▸ What you have to do
Will you give every entry again exactly as it stands?

▸ Material for the task
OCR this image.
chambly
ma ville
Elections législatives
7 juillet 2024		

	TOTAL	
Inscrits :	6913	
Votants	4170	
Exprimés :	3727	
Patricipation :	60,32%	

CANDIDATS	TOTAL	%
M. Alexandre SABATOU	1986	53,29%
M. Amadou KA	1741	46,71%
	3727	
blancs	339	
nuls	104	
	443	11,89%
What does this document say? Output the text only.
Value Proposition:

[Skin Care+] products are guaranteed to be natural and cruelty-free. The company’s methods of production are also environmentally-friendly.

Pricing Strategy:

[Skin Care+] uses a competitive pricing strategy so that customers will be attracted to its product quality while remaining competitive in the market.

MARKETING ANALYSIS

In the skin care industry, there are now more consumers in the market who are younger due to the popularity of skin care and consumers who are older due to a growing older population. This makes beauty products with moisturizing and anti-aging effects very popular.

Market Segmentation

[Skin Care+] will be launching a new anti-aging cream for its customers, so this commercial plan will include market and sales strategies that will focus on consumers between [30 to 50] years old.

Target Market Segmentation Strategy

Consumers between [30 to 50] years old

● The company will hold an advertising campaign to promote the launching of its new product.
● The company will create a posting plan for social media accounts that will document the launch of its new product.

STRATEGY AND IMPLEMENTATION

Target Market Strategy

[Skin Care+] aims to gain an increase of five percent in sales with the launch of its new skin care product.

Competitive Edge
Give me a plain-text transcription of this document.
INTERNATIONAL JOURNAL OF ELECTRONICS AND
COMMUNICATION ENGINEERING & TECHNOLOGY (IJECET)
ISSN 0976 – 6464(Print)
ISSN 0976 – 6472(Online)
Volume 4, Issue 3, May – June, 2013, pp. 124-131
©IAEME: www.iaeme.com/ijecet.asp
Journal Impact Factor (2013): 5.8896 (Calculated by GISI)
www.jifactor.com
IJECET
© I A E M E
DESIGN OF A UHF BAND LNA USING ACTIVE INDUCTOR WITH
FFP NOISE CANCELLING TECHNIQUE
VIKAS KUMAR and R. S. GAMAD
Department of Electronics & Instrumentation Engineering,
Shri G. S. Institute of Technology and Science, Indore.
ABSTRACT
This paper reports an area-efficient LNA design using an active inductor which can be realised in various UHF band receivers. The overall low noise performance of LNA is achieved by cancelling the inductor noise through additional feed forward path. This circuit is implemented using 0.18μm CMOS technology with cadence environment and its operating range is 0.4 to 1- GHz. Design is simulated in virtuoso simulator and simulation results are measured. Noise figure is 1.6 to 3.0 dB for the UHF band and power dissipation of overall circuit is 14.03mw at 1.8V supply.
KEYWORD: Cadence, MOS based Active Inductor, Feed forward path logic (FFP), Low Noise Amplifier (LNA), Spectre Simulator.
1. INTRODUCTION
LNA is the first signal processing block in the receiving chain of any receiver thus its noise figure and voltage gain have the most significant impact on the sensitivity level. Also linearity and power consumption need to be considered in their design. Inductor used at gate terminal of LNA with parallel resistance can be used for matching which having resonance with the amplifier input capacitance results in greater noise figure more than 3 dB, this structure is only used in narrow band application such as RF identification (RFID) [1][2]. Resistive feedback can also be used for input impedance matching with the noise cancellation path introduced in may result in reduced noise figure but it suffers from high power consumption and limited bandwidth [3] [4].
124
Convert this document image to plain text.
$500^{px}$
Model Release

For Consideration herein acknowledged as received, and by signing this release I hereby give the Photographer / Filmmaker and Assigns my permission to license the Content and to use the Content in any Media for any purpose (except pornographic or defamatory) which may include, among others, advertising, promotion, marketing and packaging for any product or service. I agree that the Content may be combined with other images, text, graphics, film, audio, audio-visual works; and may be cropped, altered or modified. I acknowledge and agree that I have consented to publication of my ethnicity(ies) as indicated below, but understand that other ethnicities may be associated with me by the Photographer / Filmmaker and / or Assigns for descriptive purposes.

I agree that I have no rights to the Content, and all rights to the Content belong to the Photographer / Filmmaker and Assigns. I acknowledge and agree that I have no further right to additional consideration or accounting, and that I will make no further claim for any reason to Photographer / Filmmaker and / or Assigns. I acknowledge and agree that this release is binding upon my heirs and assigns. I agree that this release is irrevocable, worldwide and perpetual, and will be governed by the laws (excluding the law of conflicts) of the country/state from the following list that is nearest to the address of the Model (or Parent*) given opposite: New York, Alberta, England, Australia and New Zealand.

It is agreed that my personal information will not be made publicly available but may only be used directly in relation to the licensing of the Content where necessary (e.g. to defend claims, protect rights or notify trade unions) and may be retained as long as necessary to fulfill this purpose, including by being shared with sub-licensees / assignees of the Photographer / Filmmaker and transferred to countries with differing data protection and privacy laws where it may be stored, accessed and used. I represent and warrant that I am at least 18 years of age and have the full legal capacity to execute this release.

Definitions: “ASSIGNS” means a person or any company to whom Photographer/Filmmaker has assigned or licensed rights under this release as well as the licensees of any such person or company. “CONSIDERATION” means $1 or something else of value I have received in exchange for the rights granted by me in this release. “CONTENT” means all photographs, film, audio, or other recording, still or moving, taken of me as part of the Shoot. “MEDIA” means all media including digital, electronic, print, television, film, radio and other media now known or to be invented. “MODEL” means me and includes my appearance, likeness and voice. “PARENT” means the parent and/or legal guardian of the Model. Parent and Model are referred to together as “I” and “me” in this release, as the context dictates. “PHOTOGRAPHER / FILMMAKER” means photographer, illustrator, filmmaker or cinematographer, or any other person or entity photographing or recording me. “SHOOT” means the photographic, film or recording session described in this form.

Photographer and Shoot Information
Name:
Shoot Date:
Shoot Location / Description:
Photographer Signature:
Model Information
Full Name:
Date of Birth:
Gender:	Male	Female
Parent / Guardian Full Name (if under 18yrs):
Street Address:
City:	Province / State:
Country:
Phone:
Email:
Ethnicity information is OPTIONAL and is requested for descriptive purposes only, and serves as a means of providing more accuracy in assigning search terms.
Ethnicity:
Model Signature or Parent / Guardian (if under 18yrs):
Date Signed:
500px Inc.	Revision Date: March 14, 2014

▸ Exercise output
OCR this image.
chambly
ma ville
Elections législatives
7 juillet 2024		

	TOTAL	
Inscrits :	6913	
Votants	4170	
Exprimés :	3727	
Patricipation :	60,32%	

CANDIDATS	TOTAL	%
M. Alexandre SABATOU	1986	53,29%
M. Amadou KA	1741	46,71%
	3727	
blancs	339	
nuls	104	
	443	11,89%
What does this document say? Output the text only.
Value Proposition:

[Skin Care+] products are guaranteed to be natural and cruelty-free. The company’s methods of production are also environmentally-friendly.

Pricing Strategy:

[Skin Care+] uses a competitive pricing strategy so that customers will be attracted to its product quality while remaining competitive in the market.

MARKETING ANALYSIS

In the skin care industry, there are now more consumers in the market who are younger due to the popularity of skin care and consumers who are older due to a growing older population. This makes beauty products with moisturizing and anti-aging effects very popular.

Market Segmentation

[Skin Care+] will be launching a new anti-aging cream for its customers, so this commercial plan will include market and sales strategies that will focus on consumers between [30 to 50] years old.

Target Market Segmentation Strategy

Consumers between [30 to 50] years old

● The company will hold an advertising campaign to promote the launching of its new product.
● The company will create a posting plan for social media accounts that will document the launch of its new product.

STRATEGY AND IMPLEMENTATION

Target Market Strategy

[Skin Care+] aims to gain an increase of five percent in sales with the launch of its new skin care product.

Competitive Edge
Give me a plain-text transcription of this document.
INTERNATIONAL JOURNAL OF ELECTRONICS AND
COMMUNICATION ENGINEERING & TECHNOLOGY (IJECET)
ISSN 0976 – 6464(Print)
ISSN 0976 – 6472(Online)
Volume 4, Issue 3, May – June, 2013, pp. 124-131
©IAEME: www.iaeme.com/ijecet.asp
Journal Impact Factor (2013): 5.8896 (Calculated by GISI)
www.jifactor.com
IJECET
© I A E M E
DESIGN OF A UHF BAND LNA USING ACTIVE INDUCTOR WITH
FFP NOISE CANCELLING TECHNIQUE
VIKAS KUMAR and R. S. GAMAD
Department of Electronics & Instrumentation Engineering,
Shri G. S. Institute of Technology and Science, Indore.
ABSTRACT
This paper reports an area-efficient LNA design using an active inductor which can be realised in various UHF band receivers. The overall low noise performance of LNA is achieved by cancelling the inductor noise through additional feed forward path. This circuit is implemented using 0.18μm CMOS technology with cadence environment and its operating range is 0.4 to 1- GHz. Design is simulated in virtuoso simulator and simulation results are measured. Noise figure is 1.6 to 3.0 dB for the UHF band and power dissipation of overall circuit is 14.03mw at 1.8V supply.
KEYWORD: Cadence, MOS based Active Inductor, Feed forward path logic (FFP), Low Noise Amplifier (LNA), Spectre Simulator.
1. INTRODUCTION
LNA is the first signal processing block in the receiving chain of any receiver thus its noise figure and voltage gain have the most significant impact on the sensitivity level. Also linearity and power consumption need to be considered in their design. Inductor used at gate terminal of LNA with parallel resistance can be used for matching which having resonance with the amplifier input capacitance results in greater noise figure more than 3 dB, this structure is only used in narrow band application such as RF identification (RFID) [1][2]. Resistive feedback can also be used for input impedance matching with the noise cancellation path introduced in may result in reduced noise figure but it suffers from high power consumption and limited bandwidth [3] [4].
124
Convert this document image to plain text.
$500^{px}$
Model Release

For Consideration herein acknowledged as received, and by signing this release I hereby give the Photographer / Filmmaker and Assigns my permission to license the Content and to use the Content in any Media for any purpose (except pornographic or defamatory) which may include, among others, advertising, promotion, marketing and packaging for any product or service. I agree that the Content may be combined with other images, text, graphics, film, audio, audio-visual works; and may be cropped, altered or modified. I acknowledge and agree that I have consented to publication of my ethnicity(ies) as indicated below, but understand that other ethnicities may be associated with me by the Photographer / Filmmaker and / or Assigns for descriptive purposes.

I agree that I have no rights to the Content, and all rights to the Content belong to the Photographer / Filmmaker and Assigns. I acknowledge and agree that I have no further right to additional consideration or accounting, and that I will make no further claim for any reason to Photographer / Filmmaker and / or Assigns. I acknowledge and agree that this release is binding upon my heirs and assigns. I agree that this release is irrevocable, worldwide and perpetual, and will be governed by the laws (excluding the law of conflicts) of the country/state from the following list that is nearest to the address of the Model (or Parent*) given opposite: New York, Alberta, England, Australia and New Zealand.

It is agreed that my personal information will not be made publicly available but may only be used directly in relation to the licensing of the Content where necessary (e.g. to defend claims, protect rights or notify trade unions) and may be retained as long as necessary to fulfill this purpose, including by being shared with sub-licensees / assignees of the Photographer / Filmmaker and transferred to countries with differing data protection and privacy laws where it may be stored, accessed and used. I represent and warrant that I am at least 18 years of age and have the full legal capacity to execute this release.

Definitions: “ASSIGNS” means a person or any company to whom Photographer/Filmmaker has assigned or licensed rights under this release as well as the licensees of any such person or company. “CONSIDERATION” means $1 or something else of value I have received in exchange for the rights granted by me in this release. “CONTENT” means all photographs, film, audio, or other recording, still or moving, taken of me as part of the Shoot. “MEDIA” means all media including digital, electronic, print, television, film, radio and other media now known or to be invented. “MODEL” means me and includes my appearance, likeness and voice. “PARENT” means the parent and/or legal guardian of the Model. Parent and Model are referred to together as “I” and “me” in this release, as the context dictates. “PHOTOGRAPHER / FILMMAKER” means photographer, illustrator, filmmaker or cinematographer, or any other person or entity photographing or recording me. “SHOOT” means the photographic, film or recording session described in this form.

Photographer and Shoot Information
Name:
Shoot Date:
Shoot Location / Description:
Photographer Signature:
Model Information
Full Name:
Date of Birth:
Gender:	Male	Female
Parent / Guardian Full Name (if under 18yrs):
Street Address:
City:	Province / State:
Country:
Phone:
Email:
Ethnicity information is OPTIONAL and is requested for descriptive purposes only, and serves as a means of providing more accuracy in assigning search terms.
Ethnicity:
Model Signature or Parent / Guardian (if under 18yrs):
Date Signed:
500px Inc.	Revision Date: March 14, 2014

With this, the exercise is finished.